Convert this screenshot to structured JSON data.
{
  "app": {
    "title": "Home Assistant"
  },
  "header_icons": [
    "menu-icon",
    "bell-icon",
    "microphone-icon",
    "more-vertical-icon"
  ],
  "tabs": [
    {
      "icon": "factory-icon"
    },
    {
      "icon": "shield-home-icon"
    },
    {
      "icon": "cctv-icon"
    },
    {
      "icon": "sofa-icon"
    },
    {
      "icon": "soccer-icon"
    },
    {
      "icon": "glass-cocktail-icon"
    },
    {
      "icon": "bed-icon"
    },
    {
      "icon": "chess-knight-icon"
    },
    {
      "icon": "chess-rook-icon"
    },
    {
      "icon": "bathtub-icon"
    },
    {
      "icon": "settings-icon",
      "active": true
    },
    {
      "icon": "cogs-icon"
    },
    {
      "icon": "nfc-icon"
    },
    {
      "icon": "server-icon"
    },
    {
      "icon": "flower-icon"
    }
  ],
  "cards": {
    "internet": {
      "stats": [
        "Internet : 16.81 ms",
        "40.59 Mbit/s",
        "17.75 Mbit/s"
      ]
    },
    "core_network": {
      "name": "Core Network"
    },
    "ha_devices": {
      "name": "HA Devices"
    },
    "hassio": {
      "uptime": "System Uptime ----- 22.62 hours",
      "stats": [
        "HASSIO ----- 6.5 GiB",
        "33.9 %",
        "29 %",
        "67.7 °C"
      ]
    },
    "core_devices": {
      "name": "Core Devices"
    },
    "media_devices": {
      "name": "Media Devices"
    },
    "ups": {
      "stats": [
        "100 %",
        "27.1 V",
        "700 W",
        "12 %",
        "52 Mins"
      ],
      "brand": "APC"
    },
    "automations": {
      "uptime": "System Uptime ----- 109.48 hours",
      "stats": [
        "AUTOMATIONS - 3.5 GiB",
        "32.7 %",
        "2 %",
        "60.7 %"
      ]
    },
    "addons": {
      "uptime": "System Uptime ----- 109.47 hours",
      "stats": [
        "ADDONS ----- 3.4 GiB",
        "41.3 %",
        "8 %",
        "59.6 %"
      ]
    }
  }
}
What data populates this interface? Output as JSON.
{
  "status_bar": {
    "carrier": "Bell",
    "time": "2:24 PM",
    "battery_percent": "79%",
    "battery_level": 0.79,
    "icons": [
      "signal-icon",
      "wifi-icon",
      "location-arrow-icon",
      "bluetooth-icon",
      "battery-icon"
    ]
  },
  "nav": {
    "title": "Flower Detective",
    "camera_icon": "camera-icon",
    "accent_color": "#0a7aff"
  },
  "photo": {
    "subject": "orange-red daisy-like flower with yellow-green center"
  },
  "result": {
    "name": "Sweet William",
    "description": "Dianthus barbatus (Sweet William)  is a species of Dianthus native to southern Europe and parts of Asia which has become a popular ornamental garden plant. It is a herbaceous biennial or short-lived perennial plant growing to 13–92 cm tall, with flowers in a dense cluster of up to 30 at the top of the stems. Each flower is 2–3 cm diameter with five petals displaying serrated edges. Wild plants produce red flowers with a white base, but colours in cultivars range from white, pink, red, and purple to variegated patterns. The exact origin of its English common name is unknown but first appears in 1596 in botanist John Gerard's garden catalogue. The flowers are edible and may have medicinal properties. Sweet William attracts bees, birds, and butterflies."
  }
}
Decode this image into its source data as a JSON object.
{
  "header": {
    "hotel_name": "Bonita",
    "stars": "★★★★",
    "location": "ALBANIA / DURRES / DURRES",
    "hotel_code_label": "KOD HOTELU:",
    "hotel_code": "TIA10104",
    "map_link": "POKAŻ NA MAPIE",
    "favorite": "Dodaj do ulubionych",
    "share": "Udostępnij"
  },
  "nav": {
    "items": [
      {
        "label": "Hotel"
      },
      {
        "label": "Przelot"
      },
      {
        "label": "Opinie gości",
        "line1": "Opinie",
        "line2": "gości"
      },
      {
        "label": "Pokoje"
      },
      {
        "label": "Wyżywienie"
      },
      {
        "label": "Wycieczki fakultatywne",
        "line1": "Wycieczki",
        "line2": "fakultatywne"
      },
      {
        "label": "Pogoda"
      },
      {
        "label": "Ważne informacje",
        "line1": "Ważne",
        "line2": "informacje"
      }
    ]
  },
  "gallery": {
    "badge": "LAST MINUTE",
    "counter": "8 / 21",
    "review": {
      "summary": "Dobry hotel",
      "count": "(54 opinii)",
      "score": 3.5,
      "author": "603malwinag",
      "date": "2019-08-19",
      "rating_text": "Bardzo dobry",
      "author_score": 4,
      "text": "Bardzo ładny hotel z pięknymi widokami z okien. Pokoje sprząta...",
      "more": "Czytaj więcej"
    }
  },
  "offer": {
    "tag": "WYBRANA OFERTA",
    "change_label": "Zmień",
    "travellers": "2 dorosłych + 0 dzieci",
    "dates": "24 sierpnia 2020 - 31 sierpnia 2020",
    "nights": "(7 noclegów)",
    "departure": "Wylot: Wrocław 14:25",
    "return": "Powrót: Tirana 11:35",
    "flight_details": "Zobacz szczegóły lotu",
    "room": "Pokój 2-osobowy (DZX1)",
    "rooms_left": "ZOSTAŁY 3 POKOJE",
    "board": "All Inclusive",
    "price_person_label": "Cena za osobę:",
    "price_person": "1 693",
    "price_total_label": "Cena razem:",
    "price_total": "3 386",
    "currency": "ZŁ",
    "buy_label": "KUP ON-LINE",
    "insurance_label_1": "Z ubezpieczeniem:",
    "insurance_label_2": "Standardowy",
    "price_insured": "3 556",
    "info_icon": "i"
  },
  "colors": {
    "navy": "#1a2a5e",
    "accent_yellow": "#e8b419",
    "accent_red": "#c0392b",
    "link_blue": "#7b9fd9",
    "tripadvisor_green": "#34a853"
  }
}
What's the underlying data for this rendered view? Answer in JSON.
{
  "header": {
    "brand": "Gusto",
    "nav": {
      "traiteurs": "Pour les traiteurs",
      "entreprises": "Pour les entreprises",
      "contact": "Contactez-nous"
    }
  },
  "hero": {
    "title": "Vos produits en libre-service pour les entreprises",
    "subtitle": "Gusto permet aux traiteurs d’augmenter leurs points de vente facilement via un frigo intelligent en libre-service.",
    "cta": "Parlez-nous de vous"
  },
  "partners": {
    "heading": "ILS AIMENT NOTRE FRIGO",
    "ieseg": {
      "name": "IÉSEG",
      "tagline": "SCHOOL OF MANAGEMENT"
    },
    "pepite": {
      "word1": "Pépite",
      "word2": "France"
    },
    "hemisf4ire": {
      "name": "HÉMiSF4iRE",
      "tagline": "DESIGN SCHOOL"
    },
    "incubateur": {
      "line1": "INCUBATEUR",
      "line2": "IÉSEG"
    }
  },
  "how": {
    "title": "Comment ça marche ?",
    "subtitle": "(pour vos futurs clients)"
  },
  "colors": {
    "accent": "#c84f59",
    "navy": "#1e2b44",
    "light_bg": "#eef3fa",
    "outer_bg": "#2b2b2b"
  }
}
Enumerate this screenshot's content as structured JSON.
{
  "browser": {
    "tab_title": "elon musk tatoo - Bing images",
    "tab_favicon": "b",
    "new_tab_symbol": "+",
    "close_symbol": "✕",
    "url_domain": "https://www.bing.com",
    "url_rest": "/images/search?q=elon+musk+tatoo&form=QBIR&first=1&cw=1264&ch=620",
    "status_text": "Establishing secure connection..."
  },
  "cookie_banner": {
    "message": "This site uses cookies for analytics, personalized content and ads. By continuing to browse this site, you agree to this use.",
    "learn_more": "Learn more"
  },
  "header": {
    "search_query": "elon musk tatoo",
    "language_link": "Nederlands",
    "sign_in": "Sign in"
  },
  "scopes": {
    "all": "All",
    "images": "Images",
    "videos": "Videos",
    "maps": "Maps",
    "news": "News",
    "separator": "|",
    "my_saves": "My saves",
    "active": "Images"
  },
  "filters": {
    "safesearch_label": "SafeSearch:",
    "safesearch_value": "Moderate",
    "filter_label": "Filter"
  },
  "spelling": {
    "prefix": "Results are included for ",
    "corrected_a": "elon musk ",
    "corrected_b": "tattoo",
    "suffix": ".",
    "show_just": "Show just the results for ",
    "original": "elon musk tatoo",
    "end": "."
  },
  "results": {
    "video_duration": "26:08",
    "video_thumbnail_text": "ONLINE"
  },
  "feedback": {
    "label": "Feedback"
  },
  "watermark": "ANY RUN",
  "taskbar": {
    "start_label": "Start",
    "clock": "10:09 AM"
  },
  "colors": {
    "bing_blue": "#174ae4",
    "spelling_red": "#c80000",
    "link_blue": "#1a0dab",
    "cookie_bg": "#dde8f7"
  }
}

------------------------------------------------------------------------

Problem requirements —
Pull out each line of the entries that contains "with".

Result of the exercise —
    "subject": "orange-red daisy-like flower with yellow-green center"
    "description": "Dianthus barbatus (Sweet William)  is a species of Dianthus native to southern Europe and parts of Asia which has become a popular ornamental garden plant. It is a herbaceous biennial or short-lived perennial plant growing to 13–92 cm tall, with flowers in a dense cluster of up to 30 at the top of the stems. Each flower is 2–3 cm diameter with five petals displaying serrated edges. Wild plants produce red flowers with a white base, but colours in cultivars range from white, pink, red, and purple to variegated patterns. The exact origin of its English common name is unknown but first appears in 1596 in botanist John Gerard's garden catalogue. The flowers are edible and may have medicinal properties. Sweet William attracts bees, birds, and butterflies."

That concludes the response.